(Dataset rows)
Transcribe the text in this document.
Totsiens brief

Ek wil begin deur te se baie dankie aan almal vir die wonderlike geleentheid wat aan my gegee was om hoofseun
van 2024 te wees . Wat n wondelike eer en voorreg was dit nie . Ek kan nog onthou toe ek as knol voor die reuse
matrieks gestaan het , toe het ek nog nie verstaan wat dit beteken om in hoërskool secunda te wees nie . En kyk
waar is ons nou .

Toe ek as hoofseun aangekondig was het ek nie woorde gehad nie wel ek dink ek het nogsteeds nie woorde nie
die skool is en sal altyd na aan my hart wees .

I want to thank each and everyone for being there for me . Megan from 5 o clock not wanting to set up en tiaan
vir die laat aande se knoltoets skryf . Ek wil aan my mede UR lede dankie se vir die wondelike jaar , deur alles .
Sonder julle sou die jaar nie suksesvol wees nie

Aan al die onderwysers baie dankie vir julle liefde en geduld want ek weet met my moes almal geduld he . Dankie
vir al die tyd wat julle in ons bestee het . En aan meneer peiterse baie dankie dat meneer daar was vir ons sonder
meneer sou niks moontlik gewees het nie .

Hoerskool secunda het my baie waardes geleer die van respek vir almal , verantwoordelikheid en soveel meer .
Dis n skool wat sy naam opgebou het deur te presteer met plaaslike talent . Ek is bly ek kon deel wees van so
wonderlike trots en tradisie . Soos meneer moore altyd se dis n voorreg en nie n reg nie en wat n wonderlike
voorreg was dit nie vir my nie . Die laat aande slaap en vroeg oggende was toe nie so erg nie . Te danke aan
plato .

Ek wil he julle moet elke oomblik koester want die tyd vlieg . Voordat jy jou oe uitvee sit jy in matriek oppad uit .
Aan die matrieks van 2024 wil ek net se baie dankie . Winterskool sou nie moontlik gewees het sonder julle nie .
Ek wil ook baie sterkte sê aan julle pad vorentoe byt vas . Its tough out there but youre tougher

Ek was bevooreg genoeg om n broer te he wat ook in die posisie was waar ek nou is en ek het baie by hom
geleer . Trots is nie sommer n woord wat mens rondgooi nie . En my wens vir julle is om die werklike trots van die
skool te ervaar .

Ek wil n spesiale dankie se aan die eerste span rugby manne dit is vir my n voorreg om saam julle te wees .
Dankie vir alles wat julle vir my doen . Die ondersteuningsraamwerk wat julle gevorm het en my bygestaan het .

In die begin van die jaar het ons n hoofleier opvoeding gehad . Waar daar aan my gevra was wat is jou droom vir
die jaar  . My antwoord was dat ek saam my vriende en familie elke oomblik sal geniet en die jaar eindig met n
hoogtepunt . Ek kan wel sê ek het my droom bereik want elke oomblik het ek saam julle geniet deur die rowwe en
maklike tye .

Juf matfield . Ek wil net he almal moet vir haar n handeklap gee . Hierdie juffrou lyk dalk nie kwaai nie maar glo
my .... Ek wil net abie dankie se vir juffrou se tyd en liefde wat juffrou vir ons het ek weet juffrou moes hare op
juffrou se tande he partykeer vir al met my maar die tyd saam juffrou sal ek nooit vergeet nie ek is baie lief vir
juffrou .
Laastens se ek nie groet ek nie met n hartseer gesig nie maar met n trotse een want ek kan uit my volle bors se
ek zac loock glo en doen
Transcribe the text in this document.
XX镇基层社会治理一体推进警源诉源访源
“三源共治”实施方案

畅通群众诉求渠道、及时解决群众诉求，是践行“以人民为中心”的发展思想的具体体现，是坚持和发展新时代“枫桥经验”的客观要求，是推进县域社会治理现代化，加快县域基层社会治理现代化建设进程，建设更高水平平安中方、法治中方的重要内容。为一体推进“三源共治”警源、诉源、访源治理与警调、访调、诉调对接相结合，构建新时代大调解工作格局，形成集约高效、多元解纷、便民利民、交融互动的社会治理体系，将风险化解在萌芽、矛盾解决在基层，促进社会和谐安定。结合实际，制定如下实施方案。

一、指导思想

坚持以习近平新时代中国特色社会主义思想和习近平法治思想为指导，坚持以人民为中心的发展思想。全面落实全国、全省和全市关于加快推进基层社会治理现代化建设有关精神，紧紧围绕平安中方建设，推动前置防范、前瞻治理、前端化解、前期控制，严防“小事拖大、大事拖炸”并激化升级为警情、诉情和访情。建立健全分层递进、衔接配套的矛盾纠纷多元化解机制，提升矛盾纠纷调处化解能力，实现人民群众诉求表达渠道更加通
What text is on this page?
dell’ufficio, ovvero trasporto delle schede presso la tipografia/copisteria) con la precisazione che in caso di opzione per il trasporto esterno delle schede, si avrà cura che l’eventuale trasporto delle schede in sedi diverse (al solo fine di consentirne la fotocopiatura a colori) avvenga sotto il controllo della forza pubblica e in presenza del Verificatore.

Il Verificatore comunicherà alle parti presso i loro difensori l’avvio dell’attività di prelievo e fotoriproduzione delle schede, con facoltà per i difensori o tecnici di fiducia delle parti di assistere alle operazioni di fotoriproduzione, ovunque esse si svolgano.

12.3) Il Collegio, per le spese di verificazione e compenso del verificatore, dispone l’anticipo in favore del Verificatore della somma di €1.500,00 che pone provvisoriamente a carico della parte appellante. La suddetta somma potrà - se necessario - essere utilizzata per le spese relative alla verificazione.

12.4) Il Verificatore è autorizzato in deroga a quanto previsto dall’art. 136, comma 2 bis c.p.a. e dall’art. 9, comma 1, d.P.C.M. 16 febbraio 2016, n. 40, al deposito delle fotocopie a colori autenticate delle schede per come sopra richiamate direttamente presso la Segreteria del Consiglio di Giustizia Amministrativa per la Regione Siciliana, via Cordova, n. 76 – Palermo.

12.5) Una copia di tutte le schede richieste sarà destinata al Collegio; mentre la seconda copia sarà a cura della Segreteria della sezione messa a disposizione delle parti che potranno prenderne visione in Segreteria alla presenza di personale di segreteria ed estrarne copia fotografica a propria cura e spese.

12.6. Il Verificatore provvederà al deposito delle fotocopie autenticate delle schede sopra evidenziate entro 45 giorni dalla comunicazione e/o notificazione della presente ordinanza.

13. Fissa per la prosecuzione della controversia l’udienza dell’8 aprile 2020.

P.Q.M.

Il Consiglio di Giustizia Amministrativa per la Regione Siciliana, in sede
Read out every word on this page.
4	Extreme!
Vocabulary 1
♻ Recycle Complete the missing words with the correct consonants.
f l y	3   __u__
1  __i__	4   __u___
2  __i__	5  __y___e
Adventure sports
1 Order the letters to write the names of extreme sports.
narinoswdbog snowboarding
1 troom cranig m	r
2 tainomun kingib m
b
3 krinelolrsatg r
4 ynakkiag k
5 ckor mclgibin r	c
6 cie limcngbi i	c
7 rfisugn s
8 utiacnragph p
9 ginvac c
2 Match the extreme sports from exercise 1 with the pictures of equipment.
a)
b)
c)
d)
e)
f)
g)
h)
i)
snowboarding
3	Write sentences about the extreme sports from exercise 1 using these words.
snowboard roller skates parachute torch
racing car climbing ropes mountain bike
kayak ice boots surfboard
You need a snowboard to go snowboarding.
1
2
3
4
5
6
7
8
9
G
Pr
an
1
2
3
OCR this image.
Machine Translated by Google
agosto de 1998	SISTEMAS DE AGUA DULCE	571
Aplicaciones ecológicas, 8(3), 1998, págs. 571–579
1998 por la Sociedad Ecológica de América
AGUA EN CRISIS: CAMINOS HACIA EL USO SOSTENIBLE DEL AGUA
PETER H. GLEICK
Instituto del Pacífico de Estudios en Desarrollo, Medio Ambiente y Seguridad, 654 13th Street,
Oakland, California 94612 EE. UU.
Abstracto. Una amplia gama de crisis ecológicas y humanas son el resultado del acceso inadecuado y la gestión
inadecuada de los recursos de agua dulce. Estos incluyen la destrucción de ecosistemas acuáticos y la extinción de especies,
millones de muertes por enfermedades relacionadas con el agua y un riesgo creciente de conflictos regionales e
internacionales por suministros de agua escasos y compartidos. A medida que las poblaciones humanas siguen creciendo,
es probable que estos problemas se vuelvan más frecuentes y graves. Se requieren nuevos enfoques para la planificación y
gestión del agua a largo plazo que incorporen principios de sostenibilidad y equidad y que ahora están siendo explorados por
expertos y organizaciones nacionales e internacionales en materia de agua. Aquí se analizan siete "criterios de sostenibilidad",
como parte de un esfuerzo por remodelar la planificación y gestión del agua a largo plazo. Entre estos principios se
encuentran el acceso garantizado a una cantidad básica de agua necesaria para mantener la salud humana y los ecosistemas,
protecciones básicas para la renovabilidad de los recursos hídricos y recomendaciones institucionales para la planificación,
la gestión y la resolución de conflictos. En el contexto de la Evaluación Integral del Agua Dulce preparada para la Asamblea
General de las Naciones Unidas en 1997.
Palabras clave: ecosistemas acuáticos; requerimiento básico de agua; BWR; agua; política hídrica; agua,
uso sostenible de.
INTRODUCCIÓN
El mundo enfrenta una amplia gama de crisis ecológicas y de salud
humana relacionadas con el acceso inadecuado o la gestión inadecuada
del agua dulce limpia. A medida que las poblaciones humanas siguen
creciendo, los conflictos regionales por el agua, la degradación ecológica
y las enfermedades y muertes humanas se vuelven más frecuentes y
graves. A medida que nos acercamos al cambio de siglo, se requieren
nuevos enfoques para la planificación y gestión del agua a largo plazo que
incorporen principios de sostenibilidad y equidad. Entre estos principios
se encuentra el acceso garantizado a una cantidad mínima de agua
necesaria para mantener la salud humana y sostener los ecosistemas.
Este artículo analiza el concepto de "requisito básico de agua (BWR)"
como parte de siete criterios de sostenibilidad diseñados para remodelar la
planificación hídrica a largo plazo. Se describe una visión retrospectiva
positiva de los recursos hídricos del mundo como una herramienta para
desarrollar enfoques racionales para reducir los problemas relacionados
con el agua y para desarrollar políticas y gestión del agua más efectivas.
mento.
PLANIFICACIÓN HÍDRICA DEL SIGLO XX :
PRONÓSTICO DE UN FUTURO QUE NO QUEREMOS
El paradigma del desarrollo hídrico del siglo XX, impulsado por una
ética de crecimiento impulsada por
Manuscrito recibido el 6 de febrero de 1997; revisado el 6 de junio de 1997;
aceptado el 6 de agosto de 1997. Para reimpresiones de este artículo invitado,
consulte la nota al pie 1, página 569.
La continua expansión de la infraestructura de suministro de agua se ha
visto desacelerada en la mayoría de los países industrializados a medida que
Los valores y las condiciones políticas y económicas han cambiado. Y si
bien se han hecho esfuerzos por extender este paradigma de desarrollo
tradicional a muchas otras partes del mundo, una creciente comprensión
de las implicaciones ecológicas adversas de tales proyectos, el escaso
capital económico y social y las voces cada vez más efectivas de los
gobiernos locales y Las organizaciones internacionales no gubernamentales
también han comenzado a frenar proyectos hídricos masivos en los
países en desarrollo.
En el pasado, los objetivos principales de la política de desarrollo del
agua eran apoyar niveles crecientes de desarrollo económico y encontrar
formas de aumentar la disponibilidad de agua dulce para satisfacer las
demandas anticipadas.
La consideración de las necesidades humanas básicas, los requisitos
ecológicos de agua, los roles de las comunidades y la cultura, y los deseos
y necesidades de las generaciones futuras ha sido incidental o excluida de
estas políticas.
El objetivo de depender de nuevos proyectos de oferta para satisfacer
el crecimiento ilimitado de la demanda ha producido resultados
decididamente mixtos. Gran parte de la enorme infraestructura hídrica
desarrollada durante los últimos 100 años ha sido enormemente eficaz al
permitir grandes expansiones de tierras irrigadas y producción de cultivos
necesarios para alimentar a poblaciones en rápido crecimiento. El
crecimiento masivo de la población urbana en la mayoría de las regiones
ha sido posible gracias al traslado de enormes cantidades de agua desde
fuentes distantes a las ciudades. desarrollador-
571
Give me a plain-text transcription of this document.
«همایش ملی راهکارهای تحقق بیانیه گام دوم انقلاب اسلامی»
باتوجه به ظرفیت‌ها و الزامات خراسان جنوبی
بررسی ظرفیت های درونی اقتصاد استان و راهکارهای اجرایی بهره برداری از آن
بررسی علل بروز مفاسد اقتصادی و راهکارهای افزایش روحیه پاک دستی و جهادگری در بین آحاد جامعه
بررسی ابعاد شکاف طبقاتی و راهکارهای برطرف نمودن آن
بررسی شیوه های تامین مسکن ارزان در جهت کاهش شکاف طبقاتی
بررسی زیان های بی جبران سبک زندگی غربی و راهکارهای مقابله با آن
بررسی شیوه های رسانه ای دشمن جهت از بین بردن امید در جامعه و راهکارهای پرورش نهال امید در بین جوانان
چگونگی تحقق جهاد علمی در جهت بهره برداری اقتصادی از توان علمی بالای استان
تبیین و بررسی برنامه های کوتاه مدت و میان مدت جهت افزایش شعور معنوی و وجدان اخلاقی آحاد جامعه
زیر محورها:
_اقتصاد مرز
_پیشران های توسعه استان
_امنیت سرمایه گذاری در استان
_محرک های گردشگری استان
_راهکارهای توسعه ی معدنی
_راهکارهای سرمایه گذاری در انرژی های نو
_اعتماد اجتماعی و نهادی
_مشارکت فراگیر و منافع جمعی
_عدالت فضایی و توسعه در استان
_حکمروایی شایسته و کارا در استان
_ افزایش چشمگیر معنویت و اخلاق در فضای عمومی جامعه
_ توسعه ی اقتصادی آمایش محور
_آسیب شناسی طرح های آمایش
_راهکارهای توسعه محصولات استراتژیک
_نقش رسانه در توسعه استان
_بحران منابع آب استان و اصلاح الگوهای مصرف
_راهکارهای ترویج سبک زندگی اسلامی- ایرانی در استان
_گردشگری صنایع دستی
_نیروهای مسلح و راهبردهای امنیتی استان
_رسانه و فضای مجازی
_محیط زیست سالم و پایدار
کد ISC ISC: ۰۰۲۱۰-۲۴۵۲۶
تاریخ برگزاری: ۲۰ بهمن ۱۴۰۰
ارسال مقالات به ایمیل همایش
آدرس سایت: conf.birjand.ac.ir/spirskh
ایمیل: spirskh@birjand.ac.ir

» What you should do
Determine how many lines in the listing above hold the string "ایمیل", then write only the number.

» Written answer
2